**What to work on:** Locate all lines with the word "screenshot". Copy them.

[Data records]
::::
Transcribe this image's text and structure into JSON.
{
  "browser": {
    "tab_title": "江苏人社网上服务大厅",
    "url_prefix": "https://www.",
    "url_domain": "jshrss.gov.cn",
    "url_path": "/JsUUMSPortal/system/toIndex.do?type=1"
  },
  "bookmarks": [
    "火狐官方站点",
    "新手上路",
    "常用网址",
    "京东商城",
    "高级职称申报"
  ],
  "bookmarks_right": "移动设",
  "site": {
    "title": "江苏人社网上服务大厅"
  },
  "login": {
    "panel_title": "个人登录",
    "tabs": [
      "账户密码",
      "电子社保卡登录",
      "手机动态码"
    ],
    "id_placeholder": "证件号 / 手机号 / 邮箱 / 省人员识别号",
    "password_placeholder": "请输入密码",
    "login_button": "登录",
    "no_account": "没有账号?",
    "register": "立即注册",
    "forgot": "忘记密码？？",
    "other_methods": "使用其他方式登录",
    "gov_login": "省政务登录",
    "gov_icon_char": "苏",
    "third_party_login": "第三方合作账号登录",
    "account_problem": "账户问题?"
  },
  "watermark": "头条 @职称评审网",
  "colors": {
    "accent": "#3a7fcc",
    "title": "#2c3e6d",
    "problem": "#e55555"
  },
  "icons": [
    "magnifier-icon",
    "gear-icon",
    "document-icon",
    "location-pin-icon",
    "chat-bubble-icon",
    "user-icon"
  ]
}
::::
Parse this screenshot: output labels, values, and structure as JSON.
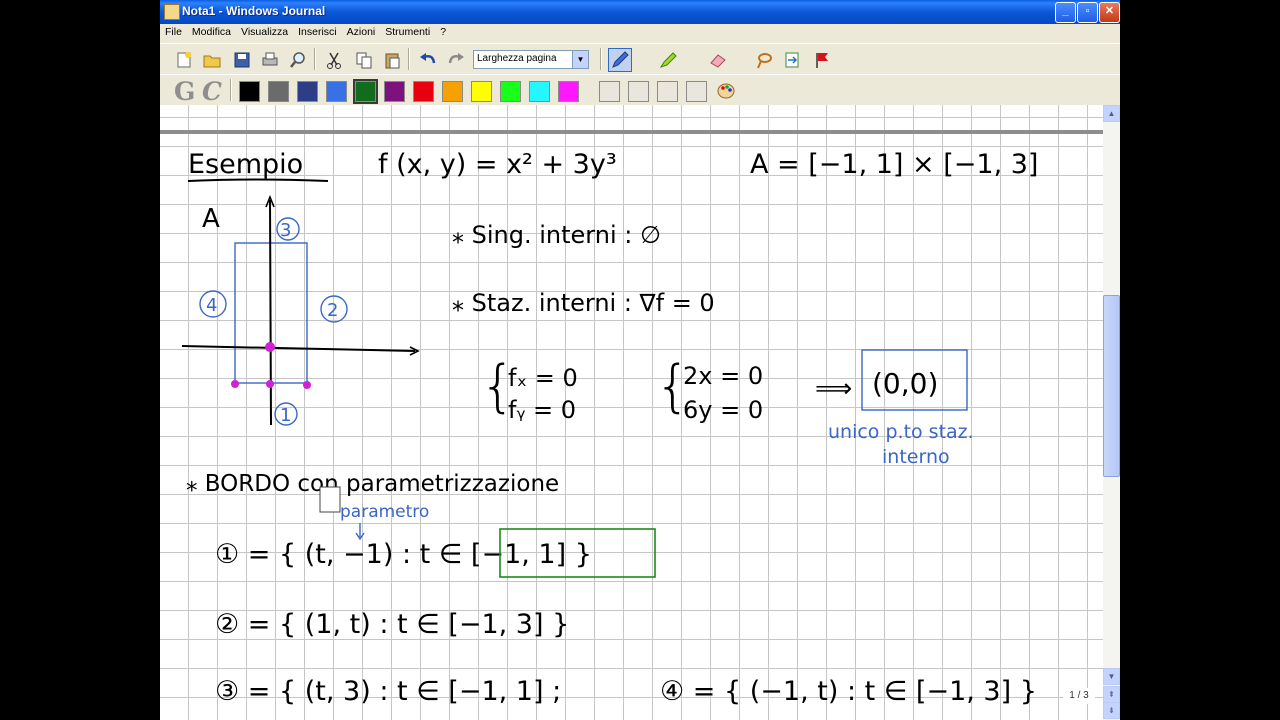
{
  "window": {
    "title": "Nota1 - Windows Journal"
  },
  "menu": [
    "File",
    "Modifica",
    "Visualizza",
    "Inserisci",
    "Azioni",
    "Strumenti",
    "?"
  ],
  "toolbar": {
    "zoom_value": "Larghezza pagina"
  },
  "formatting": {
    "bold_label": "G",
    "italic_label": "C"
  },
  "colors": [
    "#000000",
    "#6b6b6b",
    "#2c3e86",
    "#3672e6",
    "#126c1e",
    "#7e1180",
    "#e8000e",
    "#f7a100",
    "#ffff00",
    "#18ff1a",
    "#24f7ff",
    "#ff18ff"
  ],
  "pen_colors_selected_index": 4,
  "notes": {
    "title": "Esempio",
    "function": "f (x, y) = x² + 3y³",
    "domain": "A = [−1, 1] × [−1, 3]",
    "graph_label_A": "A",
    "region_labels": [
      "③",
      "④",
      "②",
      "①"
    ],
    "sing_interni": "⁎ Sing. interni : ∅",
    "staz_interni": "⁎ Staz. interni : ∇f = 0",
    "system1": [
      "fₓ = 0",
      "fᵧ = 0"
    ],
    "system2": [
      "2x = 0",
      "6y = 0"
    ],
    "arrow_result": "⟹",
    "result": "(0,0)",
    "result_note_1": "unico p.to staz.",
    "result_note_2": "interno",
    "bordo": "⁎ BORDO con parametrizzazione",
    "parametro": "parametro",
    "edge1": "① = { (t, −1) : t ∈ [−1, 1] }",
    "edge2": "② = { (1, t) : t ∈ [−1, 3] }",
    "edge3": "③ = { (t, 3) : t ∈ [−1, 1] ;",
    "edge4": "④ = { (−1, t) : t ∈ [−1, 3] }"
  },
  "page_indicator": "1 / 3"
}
::::
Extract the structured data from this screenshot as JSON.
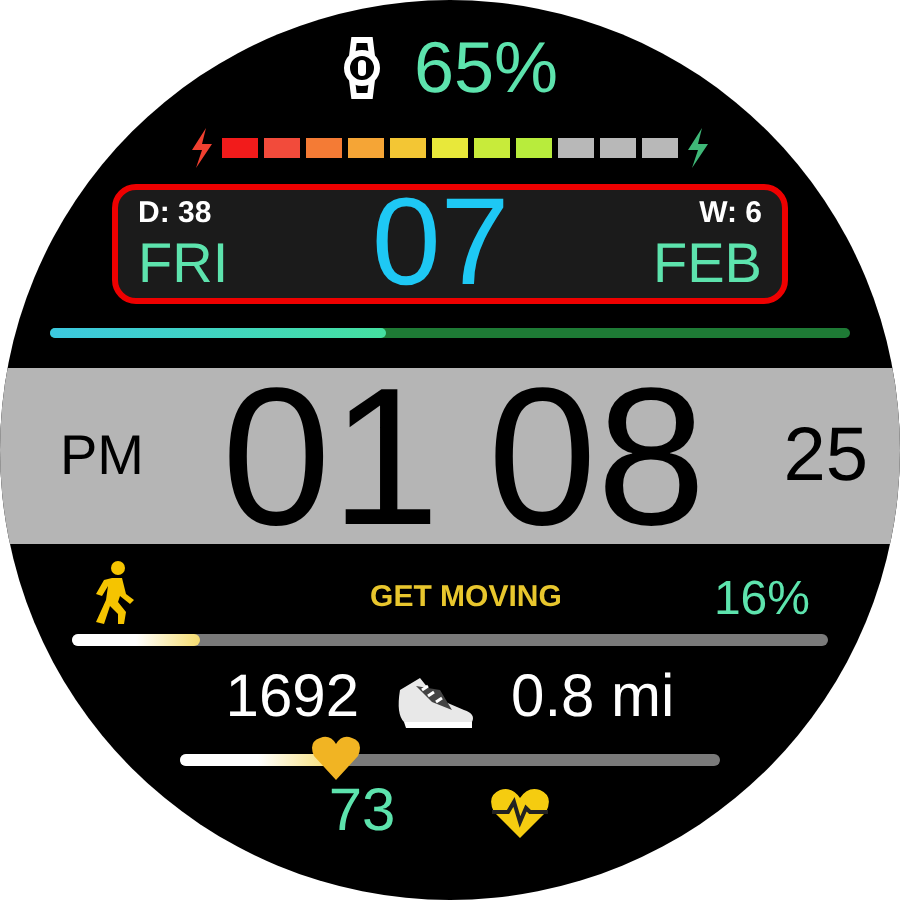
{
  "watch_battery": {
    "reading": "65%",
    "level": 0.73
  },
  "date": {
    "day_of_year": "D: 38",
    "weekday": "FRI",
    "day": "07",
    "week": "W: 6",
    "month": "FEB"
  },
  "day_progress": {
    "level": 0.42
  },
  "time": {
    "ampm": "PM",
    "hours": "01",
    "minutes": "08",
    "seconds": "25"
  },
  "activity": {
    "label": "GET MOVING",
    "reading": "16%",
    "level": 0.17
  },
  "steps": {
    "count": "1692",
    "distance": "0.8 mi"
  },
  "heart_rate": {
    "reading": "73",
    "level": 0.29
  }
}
::::
**Written solution:**
Parse this screenshot: output labels, values, and structure as JSON.
Extract the structured data from this screenshot as JSON.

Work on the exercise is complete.